* **Short task**
In the material below, identify each line bearing the word "Autorizaciones". Reproduce those lines.

## BEGIN Records for the exercise

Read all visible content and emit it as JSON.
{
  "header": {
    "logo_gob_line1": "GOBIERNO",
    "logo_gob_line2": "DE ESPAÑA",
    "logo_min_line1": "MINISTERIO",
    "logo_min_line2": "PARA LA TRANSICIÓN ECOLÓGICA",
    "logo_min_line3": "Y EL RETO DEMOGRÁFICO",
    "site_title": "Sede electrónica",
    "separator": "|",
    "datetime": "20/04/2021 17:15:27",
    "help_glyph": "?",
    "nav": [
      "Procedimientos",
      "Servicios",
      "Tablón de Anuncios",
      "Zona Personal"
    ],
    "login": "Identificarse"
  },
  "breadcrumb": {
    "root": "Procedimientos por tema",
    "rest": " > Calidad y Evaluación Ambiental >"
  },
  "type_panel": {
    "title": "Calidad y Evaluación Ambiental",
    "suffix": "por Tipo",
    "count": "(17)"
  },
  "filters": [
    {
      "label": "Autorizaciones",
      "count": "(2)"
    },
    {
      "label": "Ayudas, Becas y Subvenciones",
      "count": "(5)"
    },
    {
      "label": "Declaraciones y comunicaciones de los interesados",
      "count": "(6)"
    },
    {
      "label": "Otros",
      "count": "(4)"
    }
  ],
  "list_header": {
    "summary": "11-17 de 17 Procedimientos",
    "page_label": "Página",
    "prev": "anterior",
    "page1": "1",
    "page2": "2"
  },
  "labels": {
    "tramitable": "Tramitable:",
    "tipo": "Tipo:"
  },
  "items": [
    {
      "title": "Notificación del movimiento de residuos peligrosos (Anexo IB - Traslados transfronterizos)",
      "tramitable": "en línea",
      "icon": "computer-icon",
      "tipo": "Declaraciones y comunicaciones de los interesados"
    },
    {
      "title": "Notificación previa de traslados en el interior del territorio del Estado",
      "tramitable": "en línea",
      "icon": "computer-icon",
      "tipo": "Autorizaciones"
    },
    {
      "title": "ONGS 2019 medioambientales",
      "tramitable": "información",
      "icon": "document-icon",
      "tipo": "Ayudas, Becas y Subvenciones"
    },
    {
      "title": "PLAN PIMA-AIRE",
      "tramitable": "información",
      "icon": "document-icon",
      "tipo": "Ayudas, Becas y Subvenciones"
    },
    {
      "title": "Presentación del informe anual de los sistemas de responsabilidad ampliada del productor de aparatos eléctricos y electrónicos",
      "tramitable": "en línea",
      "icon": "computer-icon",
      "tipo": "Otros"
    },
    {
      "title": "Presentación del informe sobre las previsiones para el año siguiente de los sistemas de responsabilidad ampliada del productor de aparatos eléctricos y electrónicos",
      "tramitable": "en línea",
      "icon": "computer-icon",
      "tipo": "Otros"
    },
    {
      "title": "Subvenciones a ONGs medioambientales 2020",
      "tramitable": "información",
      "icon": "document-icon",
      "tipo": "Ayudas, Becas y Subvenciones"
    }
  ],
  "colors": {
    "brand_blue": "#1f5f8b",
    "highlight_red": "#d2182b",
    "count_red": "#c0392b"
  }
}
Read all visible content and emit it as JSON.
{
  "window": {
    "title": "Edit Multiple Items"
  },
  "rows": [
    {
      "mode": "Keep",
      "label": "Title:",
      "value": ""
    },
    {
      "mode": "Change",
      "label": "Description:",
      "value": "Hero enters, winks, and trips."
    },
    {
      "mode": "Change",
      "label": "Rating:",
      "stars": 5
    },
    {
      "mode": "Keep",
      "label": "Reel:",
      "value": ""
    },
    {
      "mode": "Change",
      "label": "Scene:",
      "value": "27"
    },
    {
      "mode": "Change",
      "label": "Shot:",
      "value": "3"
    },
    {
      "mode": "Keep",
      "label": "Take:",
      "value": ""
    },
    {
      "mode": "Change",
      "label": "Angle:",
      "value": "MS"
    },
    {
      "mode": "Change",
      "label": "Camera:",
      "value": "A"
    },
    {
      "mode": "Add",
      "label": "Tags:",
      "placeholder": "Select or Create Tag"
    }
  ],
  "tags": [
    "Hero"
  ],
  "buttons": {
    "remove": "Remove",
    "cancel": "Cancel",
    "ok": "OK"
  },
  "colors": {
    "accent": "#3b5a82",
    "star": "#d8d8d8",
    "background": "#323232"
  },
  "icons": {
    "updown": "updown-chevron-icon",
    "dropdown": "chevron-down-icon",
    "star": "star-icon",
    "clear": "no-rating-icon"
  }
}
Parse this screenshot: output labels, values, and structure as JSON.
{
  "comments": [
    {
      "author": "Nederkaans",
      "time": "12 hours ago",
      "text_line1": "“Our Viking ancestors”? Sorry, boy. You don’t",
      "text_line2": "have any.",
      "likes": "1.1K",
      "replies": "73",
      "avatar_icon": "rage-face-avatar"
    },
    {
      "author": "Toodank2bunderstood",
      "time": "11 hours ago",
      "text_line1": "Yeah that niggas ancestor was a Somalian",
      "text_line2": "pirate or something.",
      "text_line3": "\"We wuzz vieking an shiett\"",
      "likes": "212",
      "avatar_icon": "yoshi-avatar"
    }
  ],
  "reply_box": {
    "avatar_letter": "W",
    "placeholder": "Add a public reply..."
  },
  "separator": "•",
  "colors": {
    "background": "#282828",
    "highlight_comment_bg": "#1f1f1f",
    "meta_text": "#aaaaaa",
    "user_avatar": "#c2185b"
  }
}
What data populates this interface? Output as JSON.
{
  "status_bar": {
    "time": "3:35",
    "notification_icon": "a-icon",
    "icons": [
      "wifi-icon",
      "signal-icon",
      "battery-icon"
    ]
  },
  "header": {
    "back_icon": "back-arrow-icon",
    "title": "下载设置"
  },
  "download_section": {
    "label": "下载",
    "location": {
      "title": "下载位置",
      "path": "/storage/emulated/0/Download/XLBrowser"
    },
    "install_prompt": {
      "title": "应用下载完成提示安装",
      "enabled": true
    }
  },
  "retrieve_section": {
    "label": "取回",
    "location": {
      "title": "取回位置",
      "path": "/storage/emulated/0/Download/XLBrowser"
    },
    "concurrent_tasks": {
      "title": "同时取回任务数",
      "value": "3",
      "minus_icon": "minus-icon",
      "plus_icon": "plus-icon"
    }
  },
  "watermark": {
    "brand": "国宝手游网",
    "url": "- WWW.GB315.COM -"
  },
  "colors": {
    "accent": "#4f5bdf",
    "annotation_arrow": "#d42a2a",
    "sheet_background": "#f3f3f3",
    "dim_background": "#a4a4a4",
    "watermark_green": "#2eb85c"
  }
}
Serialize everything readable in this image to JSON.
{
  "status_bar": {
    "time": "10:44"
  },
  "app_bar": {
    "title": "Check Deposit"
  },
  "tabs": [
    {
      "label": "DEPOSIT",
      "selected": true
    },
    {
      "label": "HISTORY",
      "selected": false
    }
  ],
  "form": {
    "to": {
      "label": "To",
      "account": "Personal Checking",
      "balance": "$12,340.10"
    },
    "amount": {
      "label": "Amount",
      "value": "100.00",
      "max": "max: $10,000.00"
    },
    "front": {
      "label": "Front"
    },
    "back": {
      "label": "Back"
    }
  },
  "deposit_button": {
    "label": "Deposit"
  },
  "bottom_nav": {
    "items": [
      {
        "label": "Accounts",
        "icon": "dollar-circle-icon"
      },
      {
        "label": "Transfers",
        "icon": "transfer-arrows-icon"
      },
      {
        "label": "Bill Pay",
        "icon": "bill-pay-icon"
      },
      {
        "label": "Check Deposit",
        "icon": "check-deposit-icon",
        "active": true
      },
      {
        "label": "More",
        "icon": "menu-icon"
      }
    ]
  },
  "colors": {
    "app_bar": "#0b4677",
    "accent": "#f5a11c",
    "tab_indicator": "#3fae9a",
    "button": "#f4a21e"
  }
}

## END Records for the exercise

* **Answer to the task**
      "label": "Autorizaciones",
      "tipo": "Autorizaciones"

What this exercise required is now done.